━━━━━ DATA RECORDS ━━━━━

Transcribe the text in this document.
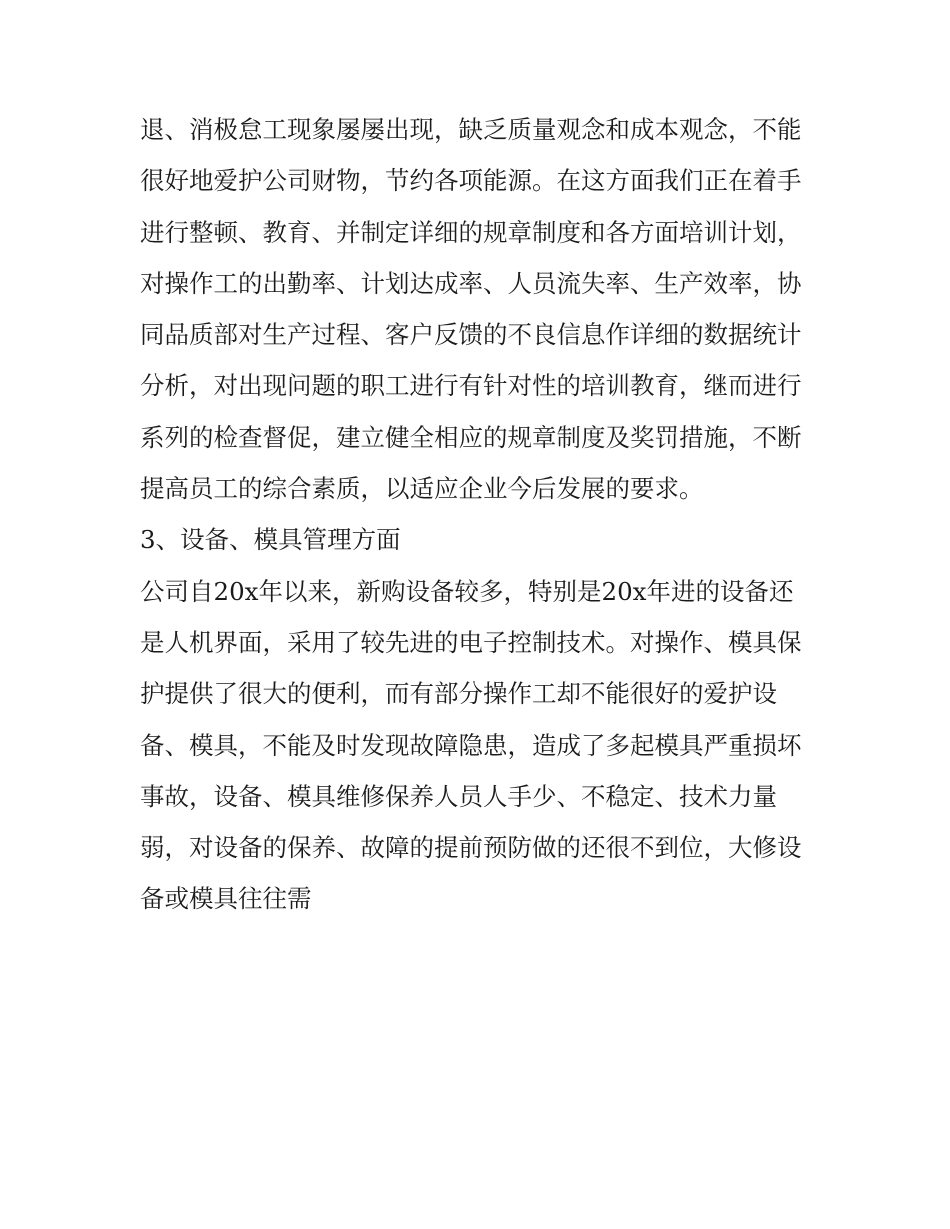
退、消极怠工现象屡屡出现，缺乏质量观念和成本观念，不能
很好地爱护公司财物，节约各项能源。在这方面我们正在着手
进行整顿、教育、并制定详细的规章制度和各方面培训计划，
对操作工的出勤率、计划达成率、人员流失率、生产效率，协
同品质部对生产过程、客户反馈的不良信息作详细的数据统计
分析，对出现问题的职工进行有针对性的培训教育，继而进行
系列的检查督促，建立健全相应的规章制度及奖罚措施，不断
提高员工的综合素质，以适应企业今后发展的要求。
3、设备、模具管理方面
公司自20x年以来，新购设备较多，特别是20x年进的设备还
是人机界面，采用了较先进的电子控制技术。对操作、模具保
护提供了很大的便利，而有部分操作工却不能很好的爱护设
备、模具，不能及时发现故障隐患，造成了多起模具严重损坏
事故，设备、模具维修保养人员人手少、不稳定、技术力量
弱，对设备的保养、故障的提前预防做的还很不到位，大修设
备或模具往往需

━━━━━

• [WRITTEN EXERCISE]: All of the material above needs to be restated exactly, with no pictures.

• [TASK RESPONSE]:
Transcribe the text in this document.
退、消极怠工现象屡屡出现，缺乏质量观念和成本观念，不能
很好地爱护公司财物，节约各项能源。在这方面我们正在着手
进行整顿、教育、并制定详细的规章制度和各方面培训计划，
对操作工的出勤率、计划达成率、人员流失率、生产效率，协
同品质部对生产过程、客户反馈的不良信息作详细的数据统计
分析，对出现问题的职工进行有针对性的培训教育，继而进行
系列的检查督促，建立健全相应的规章制度及奖罚措施，不断
提高员工的综合素质，以适应企业今后发展的要求。
3、设备、模具管理方面
公司自20x年以来，新购设备较多，特别是20x年进的设备还
是人机界面，采用了较先进的电子控制技术。对操作、模具保
护提供了很大的便利，而有部分操作工却不能很好的爱护设
备、模具，不能及时发现故障隐患，造成了多起模具严重损坏
事故，设备、模具维修保养人员人手少、不稳定、技术力量
弱，对设备的保养、故障的提前预防做的还很不到位，大修设
备或模具往往需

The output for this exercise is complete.